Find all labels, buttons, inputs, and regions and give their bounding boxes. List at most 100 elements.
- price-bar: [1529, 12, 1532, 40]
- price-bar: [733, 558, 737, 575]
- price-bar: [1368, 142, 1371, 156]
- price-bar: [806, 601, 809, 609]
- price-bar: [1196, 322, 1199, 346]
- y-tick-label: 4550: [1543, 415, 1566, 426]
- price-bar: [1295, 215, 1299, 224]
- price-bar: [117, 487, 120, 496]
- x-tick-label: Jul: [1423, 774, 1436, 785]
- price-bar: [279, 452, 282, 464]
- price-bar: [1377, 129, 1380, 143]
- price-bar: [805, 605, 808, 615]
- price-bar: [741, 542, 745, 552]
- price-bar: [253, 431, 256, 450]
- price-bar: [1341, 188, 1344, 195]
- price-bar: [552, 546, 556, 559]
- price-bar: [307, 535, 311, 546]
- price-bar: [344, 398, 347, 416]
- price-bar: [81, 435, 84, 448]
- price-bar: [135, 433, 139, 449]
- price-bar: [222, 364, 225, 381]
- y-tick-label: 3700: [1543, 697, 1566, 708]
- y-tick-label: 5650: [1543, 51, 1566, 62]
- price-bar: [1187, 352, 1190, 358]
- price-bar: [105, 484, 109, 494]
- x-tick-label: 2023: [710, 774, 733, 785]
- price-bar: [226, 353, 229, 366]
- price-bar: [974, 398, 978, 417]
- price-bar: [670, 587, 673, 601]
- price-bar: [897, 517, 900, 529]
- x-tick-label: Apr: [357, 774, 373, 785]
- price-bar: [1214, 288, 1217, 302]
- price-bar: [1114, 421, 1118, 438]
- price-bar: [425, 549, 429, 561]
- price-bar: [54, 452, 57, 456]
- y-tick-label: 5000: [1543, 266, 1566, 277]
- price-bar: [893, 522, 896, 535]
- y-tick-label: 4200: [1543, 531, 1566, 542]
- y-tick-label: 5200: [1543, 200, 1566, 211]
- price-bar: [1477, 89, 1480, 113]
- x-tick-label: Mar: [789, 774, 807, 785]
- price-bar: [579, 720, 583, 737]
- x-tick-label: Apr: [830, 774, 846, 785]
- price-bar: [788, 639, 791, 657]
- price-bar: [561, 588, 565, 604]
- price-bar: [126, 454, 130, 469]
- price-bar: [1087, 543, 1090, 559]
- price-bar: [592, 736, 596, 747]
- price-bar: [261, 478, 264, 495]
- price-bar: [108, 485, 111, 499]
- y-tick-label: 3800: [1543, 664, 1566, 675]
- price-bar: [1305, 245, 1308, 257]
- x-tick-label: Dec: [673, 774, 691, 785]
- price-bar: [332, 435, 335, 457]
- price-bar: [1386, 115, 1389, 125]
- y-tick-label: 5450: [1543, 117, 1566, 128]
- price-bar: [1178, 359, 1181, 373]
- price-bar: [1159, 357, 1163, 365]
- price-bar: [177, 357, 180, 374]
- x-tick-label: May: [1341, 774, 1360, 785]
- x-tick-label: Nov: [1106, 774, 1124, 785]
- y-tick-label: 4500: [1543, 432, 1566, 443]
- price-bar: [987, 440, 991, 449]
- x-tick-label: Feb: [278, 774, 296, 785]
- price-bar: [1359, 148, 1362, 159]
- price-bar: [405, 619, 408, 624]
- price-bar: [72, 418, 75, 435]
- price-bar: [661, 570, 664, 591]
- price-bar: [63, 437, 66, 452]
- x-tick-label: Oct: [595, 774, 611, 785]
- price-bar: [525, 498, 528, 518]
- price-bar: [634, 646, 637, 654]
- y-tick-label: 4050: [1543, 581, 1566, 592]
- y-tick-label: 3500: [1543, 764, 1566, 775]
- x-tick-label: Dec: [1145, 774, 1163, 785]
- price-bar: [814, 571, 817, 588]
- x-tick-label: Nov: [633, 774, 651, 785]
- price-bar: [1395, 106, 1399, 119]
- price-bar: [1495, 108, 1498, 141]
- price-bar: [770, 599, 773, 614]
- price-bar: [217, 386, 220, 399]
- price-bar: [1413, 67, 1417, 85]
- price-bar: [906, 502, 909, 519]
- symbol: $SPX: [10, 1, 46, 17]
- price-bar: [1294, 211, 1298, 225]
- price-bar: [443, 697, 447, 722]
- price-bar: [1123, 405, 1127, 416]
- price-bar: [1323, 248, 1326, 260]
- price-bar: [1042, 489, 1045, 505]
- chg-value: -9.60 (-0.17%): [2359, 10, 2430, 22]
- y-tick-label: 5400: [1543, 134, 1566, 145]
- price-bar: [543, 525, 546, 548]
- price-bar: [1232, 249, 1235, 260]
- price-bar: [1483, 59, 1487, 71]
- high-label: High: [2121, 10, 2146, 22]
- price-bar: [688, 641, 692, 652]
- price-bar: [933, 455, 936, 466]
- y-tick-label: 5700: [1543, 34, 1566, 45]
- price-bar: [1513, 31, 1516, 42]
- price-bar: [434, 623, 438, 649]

= = = = = = =

- **Exercise objective**
Reproduce all of the data above with every instance of "price-bar" switched to "candle-bar", leaving everything else untouched.

- **Result for this exercise**
Find all labels, buttons, inputs, and regions and give their bounding boxes. List at most 100 elements.
- candle-bar: [1529, 12, 1532, 40]
- candle-bar: [733, 558, 737, 575]
- candle-bar: [1368, 142, 1371, 156]
- candle-bar: [806, 601, 809, 609]
- candle-bar: [1196, 322, 1199, 346]
- y-tick-label: 4550: [1543, 415, 1566, 426]
- candle-bar: [1295, 215, 1299, 224]
- candle-bar: [117, 487, 120, 496]
- x-tick-label: Jul: [1423, 774, 1436, 785]
- candle-bar: [279, 452, 282, 464]
- candle-bar: [1377, 129, 1380, 143]
- candle-bar: [805, 605, 808, 615]
- candle-bar: [741, 542, 745, 552]
- candle-bar: [253, 431, 256, 450]
- candle-bar: [1341, 188, 1344, 195]
- candle-bar: [552, 546, 556, 559]
- candle-bar: [307, 535, 311, 546]
- candle-bar: [344, 398, 347, 416]
- candle-bar: [81, 435, 84, 448]
- candle-bar: [135, 433, 139, 449]
- candle-bar: [222, 364, 225, 381]
- y-tick-label: 3700: [1543, 697, 1566, 708]
- y-tick-label: 5650: [1543, 51, 1566, 62]
- candle-bar: [1187, 352, 1190, 358]
- candle-bar: [105, 484, 109, 494]
- x-tick-label: 2023: [710, 774, 733, 785]
- candle-bar: [226, 353, 229, 366]
- candle-bar: [974, 398, 978, 417]
- candle-bar: [670, 587, 673, 601]
- candle-bar: [897, 517, 900, 529]
- x-tick-label: Apr: [357, 774, 373, 785]
- candle-bar: [1214, 288, 1217, 302]
- candle-bar: [1114, 421, 1118, 438]
- candle-bar: [425, 549, 429, 561]
- candle-bar: [54, 452, 57, 456]
- y-tick-label: 5000: [1543, 266, 1566, 277]
- candle-bar: [893, 522, 896, 535]
- y-tick-label: 4200: [1543, 531, 1566, 542]
- y-tick-label: 5200: [1543, 200, 1566, 211]
- candle-bar: [1477, 89, 1480, 113]
- x-tick-label: Mar: [789, 774, 807, 785]
- candle-bar: [579, 720, 583, 737]
- x-tick-label: Apr: [830, 774, 846, 785]
- candle-bar: [788, 639, 791, 657]
- candle-bar: [561, 588, 565, 604]
- candle-bar: [126, 454, 130, 469]
- candle-bar: [1087, 543, 1090, 559]
- candle-bar: [592, 736, 596, 747]
- candle-bar: [261, 478, 264, 495]
- candle-bar: [108, 485, 111, 499]
- y-tick-label: 3800: [1543, 664, 1566, 675]
- candle-bar: [1305, 245, 1308, 257]
- x-tick-label: Dec: [673, 774, 691, 785]
- candle-bar: [332, 435, 335, 457]
- candle-bar: [1386, 115, 1389, 125]
- y-tick-label: 5450: [1543, 117, 1566, 128]
- candle-bar: [1178, 359, 1181, 373]
- candle-bar: [1159, 357, 1163, 365]
- candle-bar: [177, 357, 180, 374]
- x-tick-label: May: [1341, 774, 1360, 785]
- x-tick-label: Nov: [1106, 774, 1124, 785]
- y-tick-label: 4500: [1543, 432, 1566, 443]
- candle-bar: [987, 440, 991, 449]
- x-tick-label: Feb: [278, 774, 296, 785]
- candle-bar: [1359, 148, 1362, 159]
- candle-bar: [405, 619, 408, 624]
- candle-bar: [72, 418, 75, 435]
- candle-bar: [661, 570, 664, 591]
- candle-bar: [63, 437, 66, 452]
- x-tick-label: Oct: [595, 774, 611, 785]
- candle-bar: [525, 498, 528, 518]
- candle-bar: [634, 646, 637, 654]
- y-tick-label: 4050: [1543, 581, 1566, 592]
- y-tick-label: 3500: [1543, 764, 1566, 775]
- x-tick-label: Dec: [1145, 774, 1163, 785]
- candle-bar: [814, 571, 817, 588]
- x-tick-label: Nov: [633, 774, 651, 785]
- candle-bar: [1395, 106, 1399, 119]
- candle-bar: [1495, 108, 1498, 141]
- candle-bar: [770, 599, 773, 614]
- candle-bar: [217, 386, 220, 399]
- candle-bar: [1413, 67, 1417, 85]
- candle-bar: [906, 502, 909, 519]
- symbol: $SPX: [10, 1, 46, 17]
- candle-bar: [1294, 211, 1298, 225]
- candle-bar: [443, 697, 447, 722]
- candle-bar: [1123, 405, 1127, 416]
- candle-bar: [1323, 248, 1326, 260]
- candle-bar: [1042, 489, 1045, 505]
- chg-value: -9.60 (-0.17%): [2359, 10, 2430, 22]
- y-tick-label: 5400: [1543, 134, 1566, 145]
- candle-bar: [543, 525, 546, 548]
- candle-bar: [1232, 249, 1235, 260]
- candle-bar: [1483, 59, 1487, 71]
- high-label: High: [2121, 10, 2146, 22]
- candle-bar: [688, 641, 692, 652]
- candle-bar: [933, 455, 936, 466]
- y-tick-label: 5700: [1543, 34, 1566, 45]
- candle-bar: [1513, 31, 1516, 42]
- candle-bar: [434, 623, 438, 649]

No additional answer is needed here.